### Document text
Meet Hadrian, The Bricklaying Robot That Can Build a House in 2 Days

Friday, 26 June 2015 - 12:55PM
Robotics
Friday, 26 June 2015 - 12:55PM
Meet Hadrian, The Bricklaying Robot That Can Build a House in 2 Days
Australia's newest employee is a bricklayer- a robot bricklayer, that is.

Mark Pivac, an Australian Engineer, has built the world's first fully automated bricklaying robot. Named Hadrian, after the wall (ha ha), he can build houses in two hours, and, what's more, is capable of working tirelessly 24 hours a day, 365 days a year. In an interview with PerthNow, Pivac explained that this invention was a response to the lack of available workers, and that he believes the robot might be able to fill the current gap for skilled bricklayers.

Opening quote
"People have been laying bricks for about 6,000 years and ever since the industrial revolution, they have tried to automate the bricklaying We're at a technological nexus where a few different technologies have got to the level where it's now possible to do it. And that's what we've done,"
Closing quote


Hadrian's computing system will first determine the location of every brick to be laid, based on a 3D design of the building in question. It's motors then individually cut and lay the brick in sequence, all at an astounding rate of up to 1000 bricks per hour. Better still, Hadrian doesn't even need to move or readjust during the laying process, since it is equipped with 28 foot long boom manipulator which can set brick, and slather mortar.

### Dataset excerpts

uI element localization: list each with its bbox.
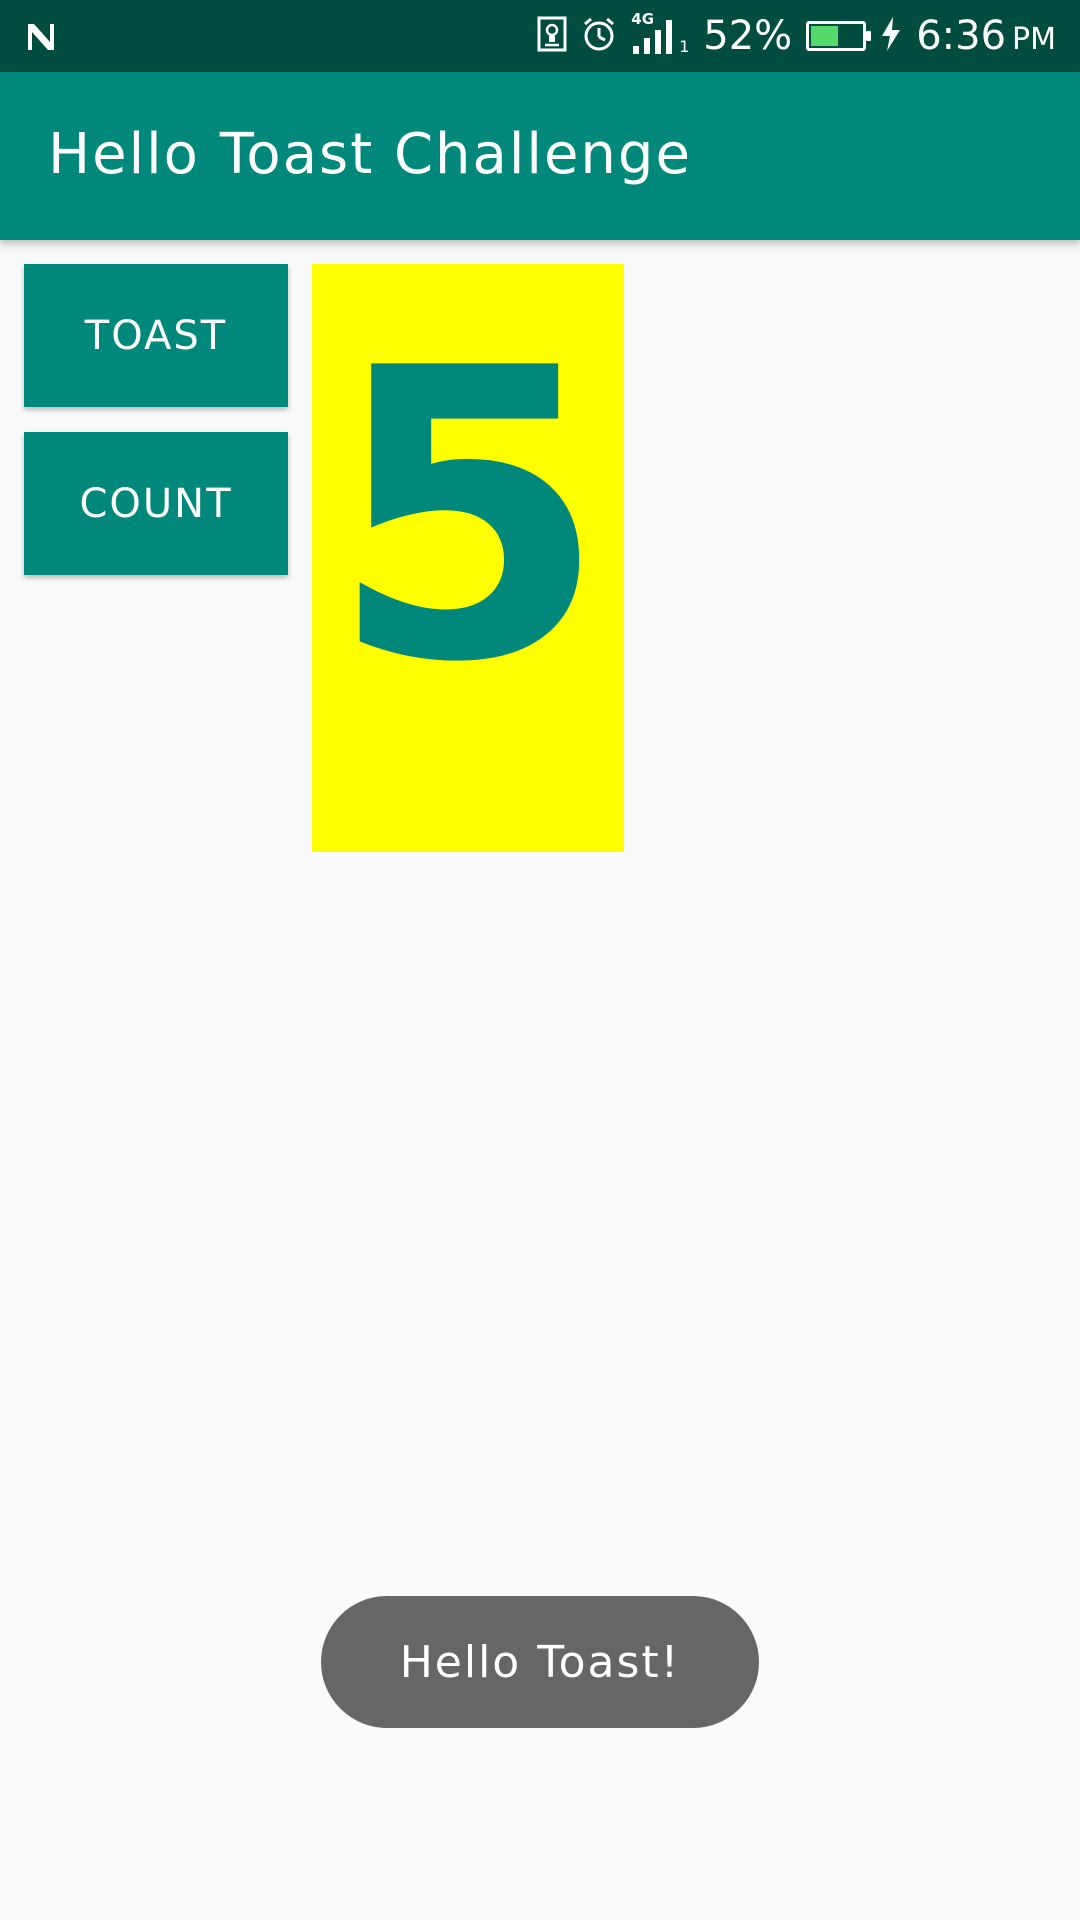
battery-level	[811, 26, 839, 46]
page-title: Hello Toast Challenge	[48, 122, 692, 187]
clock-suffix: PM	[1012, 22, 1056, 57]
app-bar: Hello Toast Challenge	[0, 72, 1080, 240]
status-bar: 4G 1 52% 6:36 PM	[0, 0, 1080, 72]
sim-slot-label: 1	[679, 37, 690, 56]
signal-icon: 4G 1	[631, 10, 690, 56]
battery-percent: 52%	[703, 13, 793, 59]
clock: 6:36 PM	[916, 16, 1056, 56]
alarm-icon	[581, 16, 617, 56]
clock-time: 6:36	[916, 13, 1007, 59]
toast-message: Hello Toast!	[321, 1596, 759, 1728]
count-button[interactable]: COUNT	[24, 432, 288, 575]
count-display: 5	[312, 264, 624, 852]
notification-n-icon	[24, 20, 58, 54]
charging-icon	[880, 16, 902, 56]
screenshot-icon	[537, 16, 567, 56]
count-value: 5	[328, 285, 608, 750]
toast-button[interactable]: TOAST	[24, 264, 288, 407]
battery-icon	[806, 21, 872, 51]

...

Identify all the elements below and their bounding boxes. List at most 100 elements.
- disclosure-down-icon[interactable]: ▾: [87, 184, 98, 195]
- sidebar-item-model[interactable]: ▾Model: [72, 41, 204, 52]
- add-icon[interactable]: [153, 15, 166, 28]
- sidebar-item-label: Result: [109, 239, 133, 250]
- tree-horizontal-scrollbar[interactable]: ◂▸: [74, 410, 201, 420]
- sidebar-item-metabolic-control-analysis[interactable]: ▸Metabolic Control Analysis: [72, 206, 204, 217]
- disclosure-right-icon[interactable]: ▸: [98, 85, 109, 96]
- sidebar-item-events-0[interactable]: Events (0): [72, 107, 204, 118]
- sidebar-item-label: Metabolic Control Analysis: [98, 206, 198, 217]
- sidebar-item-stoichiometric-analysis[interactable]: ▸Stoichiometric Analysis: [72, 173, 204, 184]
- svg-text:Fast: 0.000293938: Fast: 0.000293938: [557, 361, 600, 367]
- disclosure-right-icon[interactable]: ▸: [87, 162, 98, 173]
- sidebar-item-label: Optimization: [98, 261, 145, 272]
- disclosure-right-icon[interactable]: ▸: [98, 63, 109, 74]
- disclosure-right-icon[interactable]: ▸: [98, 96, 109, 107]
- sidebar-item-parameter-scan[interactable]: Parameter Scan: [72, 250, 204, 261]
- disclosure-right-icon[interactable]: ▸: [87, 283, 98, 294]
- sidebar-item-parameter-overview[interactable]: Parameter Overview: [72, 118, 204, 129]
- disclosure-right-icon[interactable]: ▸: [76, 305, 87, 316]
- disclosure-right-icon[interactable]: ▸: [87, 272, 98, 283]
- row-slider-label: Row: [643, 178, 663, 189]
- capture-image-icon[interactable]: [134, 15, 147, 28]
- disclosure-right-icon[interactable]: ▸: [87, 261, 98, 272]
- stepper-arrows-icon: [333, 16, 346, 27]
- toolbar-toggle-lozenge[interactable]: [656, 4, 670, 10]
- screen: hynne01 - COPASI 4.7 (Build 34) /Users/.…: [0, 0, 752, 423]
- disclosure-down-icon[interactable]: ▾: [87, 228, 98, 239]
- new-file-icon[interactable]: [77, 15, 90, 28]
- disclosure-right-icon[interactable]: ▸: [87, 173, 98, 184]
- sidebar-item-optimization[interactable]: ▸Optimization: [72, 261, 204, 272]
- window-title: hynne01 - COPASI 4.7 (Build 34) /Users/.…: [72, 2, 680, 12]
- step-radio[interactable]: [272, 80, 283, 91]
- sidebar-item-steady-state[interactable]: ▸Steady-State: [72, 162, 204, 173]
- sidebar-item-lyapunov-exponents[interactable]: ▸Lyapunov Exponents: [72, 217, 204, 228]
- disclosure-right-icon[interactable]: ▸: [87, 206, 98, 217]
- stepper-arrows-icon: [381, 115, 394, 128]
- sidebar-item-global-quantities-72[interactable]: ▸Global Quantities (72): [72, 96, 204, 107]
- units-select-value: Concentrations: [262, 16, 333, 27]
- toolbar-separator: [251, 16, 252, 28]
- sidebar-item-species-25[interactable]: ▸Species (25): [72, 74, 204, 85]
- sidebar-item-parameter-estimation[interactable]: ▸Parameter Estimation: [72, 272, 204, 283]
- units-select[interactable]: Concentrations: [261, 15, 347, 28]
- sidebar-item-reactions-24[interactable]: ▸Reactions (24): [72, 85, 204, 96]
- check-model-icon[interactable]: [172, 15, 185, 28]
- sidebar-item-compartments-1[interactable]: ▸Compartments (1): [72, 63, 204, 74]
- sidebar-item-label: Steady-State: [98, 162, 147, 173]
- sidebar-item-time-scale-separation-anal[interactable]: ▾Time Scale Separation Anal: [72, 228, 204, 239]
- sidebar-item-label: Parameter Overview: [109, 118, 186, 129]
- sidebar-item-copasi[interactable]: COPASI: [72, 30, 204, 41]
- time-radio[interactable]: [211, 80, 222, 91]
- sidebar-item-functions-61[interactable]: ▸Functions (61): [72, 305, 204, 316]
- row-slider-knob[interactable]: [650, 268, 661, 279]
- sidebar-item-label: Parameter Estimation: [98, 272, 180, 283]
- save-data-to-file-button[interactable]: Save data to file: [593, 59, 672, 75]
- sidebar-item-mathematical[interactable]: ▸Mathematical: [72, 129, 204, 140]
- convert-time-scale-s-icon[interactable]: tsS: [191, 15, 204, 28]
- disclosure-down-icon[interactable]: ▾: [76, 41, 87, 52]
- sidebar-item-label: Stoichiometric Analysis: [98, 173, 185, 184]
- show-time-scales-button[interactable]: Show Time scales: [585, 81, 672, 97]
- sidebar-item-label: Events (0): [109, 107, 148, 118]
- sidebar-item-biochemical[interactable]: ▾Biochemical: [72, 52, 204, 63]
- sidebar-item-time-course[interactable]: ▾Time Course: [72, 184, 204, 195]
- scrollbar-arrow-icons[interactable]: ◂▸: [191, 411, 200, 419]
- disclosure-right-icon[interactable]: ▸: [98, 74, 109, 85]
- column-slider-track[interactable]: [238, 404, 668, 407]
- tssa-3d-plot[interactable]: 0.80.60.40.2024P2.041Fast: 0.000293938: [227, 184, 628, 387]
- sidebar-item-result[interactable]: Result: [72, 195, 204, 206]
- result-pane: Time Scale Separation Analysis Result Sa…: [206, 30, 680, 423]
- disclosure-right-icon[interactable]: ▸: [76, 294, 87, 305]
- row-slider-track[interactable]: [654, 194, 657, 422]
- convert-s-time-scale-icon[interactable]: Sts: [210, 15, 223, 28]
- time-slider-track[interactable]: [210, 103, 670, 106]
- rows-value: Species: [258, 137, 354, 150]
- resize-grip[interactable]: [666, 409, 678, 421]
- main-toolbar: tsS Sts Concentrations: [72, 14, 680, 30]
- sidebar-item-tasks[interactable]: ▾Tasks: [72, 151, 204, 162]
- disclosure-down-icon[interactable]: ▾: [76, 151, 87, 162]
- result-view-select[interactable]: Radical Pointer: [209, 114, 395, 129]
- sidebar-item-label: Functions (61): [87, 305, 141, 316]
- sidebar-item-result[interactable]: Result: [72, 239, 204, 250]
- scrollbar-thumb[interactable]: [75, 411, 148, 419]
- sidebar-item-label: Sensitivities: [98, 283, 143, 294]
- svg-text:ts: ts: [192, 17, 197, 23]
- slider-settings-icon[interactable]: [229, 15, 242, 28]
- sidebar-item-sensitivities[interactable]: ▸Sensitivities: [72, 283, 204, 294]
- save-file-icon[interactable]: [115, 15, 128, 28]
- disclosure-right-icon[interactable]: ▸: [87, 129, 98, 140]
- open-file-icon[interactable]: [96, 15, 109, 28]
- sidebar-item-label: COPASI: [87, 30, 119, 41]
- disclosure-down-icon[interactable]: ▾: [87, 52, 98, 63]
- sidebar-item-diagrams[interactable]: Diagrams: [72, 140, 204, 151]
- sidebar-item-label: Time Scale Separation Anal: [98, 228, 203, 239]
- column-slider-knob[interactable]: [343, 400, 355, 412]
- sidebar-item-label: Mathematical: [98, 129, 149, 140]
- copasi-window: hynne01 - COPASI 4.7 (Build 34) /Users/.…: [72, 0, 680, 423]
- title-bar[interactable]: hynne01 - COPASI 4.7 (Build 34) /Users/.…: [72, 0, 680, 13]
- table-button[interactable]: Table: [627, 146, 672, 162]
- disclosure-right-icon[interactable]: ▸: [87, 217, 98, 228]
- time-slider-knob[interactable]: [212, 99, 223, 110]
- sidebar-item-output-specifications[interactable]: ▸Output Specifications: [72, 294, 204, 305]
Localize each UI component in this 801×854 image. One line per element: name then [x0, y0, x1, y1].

### Instructions
A - Summarize the article about the Hadrian bricklaying robot in two sentences.
B - According to the article about the Hadrian bricklaying robot, why doesn't Hadrian need to move or readjust while laying bricks? Answer in one or two sentences.
C - Write the next part of the article about the Hadrian bricklaying robot, picking up after its final sentence.

### Answers in order
A - Australian engineer Mark Pivac built Hadrian, described as the world's first fully automated bricklaying robot, because of a shortage of available workers, and it can work 24 hours a day, 365 days a year. It locates every brick from a 3D design of the building, cuts and lays bricks in sequence at up to 1,000 per hour, and uses a 28-foot boom manipulator to set bricks and spread mortar without moving.

B - Hadrian has a 28-foot boom manipulator that can set bricks and spread mortar, so it can lay bricks without moving or readjusting.

C -
As well as its rapid laying rate, Pivac's creation is also able to lay brick with such accuracy that it can factor in space for pipes and wiring into its work. With the potential for Hadrian to create up to 150 homes per year, Pivac's creation is controversial, with many suggesting it's an attack on skilled labor. But Pivac insists he is not out to steal jobs, arguing that his creation is a response to a drop off in interest in the field.

Opening quote
"We have absolutely nothing against bricklayers. The problem is the average age of bricklayers is going up and it's difficult to attract new young people to the trade."
Closing quote


Having gained significant backing from both the public and private sectors, Pivac hopes to further develop and market Hadrian in Australia, and someday, even expand to the rest of the world.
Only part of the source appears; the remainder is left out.